Task instructions:
Retype, word for word, the line containing "Extract all readable text from this page." and every line after it to the end. Skip pictures.

--- Start of Records for the exercise ---

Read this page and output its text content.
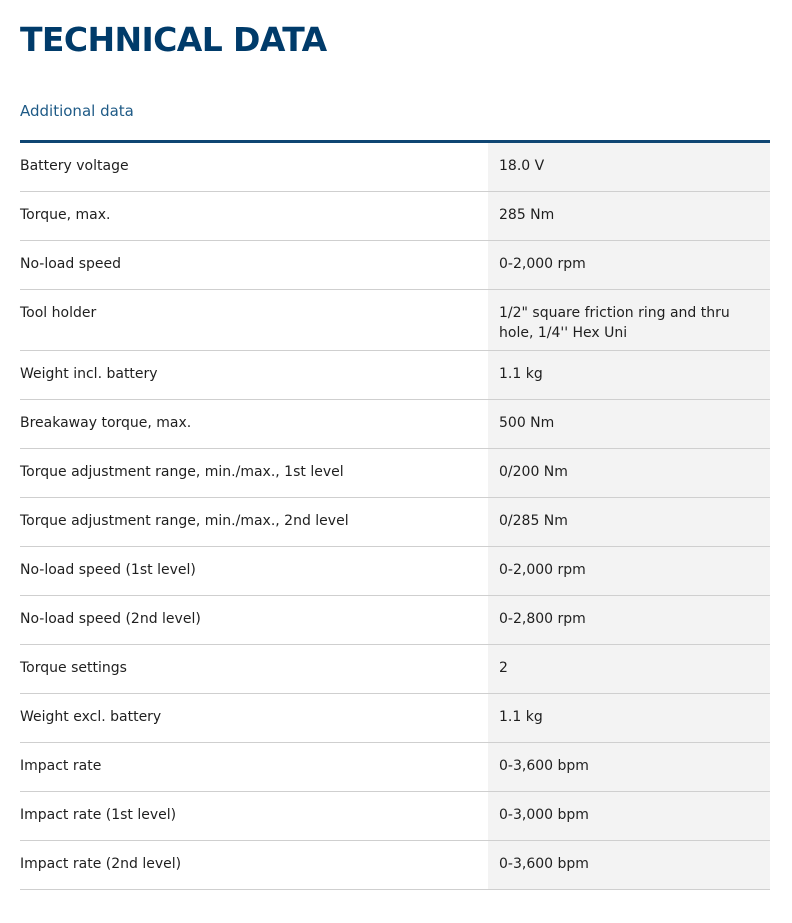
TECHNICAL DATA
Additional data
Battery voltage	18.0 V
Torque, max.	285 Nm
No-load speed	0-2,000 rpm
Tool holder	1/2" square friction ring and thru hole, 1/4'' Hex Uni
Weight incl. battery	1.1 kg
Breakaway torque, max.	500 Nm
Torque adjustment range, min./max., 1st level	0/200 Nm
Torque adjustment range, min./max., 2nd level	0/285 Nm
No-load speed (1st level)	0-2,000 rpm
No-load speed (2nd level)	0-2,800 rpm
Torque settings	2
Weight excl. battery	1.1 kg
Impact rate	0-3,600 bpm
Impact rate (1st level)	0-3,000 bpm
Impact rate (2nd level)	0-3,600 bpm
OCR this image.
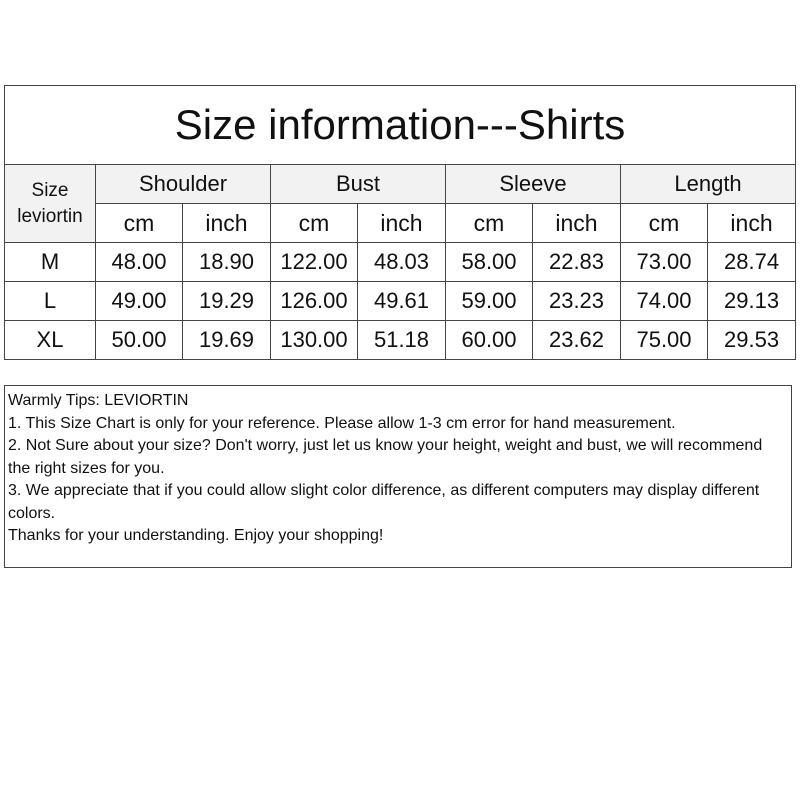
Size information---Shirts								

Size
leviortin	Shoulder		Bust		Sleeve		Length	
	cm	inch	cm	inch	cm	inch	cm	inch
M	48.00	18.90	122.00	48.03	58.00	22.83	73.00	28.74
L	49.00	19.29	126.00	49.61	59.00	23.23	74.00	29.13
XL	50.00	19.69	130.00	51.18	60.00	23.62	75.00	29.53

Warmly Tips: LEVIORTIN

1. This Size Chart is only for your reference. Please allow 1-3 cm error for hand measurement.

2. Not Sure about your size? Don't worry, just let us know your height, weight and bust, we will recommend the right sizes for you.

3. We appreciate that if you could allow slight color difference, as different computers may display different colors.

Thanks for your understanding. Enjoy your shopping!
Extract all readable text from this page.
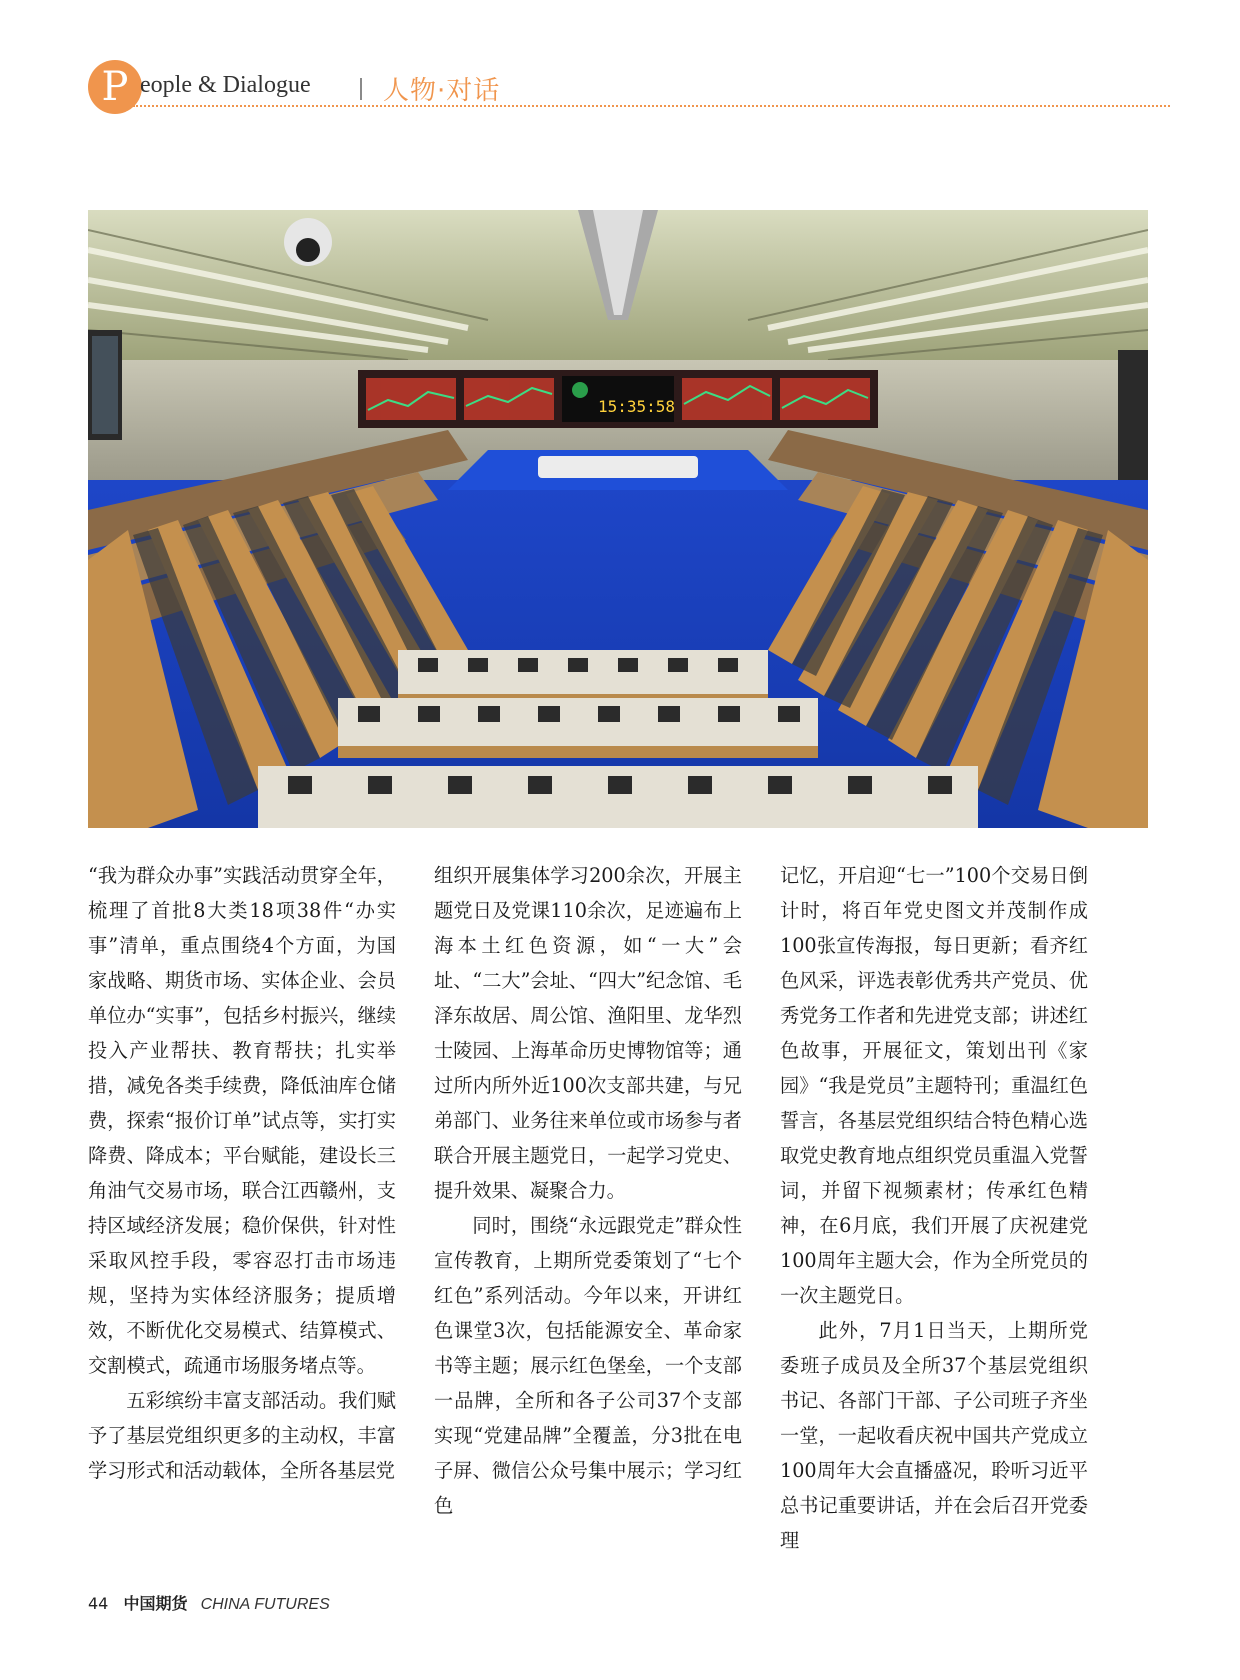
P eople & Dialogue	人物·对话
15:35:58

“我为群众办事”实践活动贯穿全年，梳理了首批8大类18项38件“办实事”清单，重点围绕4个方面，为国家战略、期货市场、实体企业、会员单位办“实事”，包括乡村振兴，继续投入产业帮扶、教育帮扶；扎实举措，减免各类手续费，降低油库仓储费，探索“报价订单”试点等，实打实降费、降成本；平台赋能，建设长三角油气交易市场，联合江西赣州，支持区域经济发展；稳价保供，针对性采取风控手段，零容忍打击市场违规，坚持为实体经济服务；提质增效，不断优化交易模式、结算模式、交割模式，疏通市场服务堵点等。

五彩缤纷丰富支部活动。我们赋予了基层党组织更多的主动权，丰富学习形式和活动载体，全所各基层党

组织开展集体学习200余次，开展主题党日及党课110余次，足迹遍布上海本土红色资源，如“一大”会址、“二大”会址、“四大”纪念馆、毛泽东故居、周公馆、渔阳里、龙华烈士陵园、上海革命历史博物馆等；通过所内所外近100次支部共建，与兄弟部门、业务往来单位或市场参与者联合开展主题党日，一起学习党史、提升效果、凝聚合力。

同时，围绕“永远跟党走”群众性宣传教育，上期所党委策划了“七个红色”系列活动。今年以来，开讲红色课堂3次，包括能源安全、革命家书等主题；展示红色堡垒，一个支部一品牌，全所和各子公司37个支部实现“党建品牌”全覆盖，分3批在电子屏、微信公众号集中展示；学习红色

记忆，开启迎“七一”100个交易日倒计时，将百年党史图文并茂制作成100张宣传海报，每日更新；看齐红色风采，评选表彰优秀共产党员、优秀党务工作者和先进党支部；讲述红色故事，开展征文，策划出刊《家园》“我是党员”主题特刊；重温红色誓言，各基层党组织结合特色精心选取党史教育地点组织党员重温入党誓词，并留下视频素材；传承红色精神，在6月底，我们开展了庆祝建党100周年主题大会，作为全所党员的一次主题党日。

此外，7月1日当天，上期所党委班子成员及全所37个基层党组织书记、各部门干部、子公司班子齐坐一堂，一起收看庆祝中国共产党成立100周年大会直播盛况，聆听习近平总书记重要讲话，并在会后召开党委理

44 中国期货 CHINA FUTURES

--- End of Records for the exercise ---

Solved exercise:
Extract all readable text from this page.
P eople & Dialogue	人物·对话
15:35:58

“我为群众办事”实践活动贯穿全年，梳理了首批8大类18项38件“办实事”清单，重点围绕4个方面，为国家战略、期货市场、实体企业、会员单位办“实事”，包括乡村振兴，继续投入产业帮扶、教育帮扶；扎实举措，减免各类手续费，降低油库仓储费，探索“报价订单”试点等，实打实降费、降成本；平台赋能，建设长三角油气交易市场，联合江西赣州，支持区域经济发展；稳价保供，针对性采取风控手段，零容忍打击市场违规，坚持为实体经济服务；提质增效，不断优化交易模式、结算模式、交割模式，疏通市场服务堵点等。

五彩缤纷丰富支部活动。我们赋予了基层党组织更多的主动权，丰富学习形式和活动载体，全所各基层党

组织开展集体学习200余次，开展主题党日及党课110余次，足迹遍布上海本土红色资源，如“一大”会址、“二大”会址、“四大”纪念馆、毛泽东故居、周公馆、渔阳里、龙华烈士陵园、上海革命历史博物馆等；通过所内所外近100次支部共建，与兄弟部门、业务往来单位或市场参与者联合开展主题党日，一起学习党史、提升效果、凝聚合力。

同时，围绕“永远跟党走”群众性宣传教育，上期所党委策划了“七个红色”系列活动。今年以来，开讲红色课堂3次，包括能源安全、革命家书等主题；展示红色堡垒，一个支部一品牌，全所和各子公司37个支部实现“党建品牌”全覆盖，分3批在电子屏、微信公众号集中展示；学习红色

记忆，开启迎“七一”100个交易日倒计时，将百年党史图文并茂制作成100张宣传海报，每日更新；看齐红色风采，评选表彰优秀共产党员、优秀党务工作者和先进党支部；讲述红色故事，开展征文，策划出刊《家园》“我是党员”主题特刊；重温红色誓言，各基层党组织结合特色精心选取党史教育地点组织党员重温入党誓词，并留下视频素材；传承红色精神，在6月底，我们开展了庆祝建党100周年主题大会，作为全所党员的一次主题党日。

此外，7月1日当天，上期所党委班子成员及全所37个基层党组织书记、各部门干部、子公司班子齐坐一堂，一起收看庆祝中国共产党成立100周年大会直播盛况，聆听习近平总书记重要讲话，并在会后召开党委理

44 中国期货 CHINA FUTURES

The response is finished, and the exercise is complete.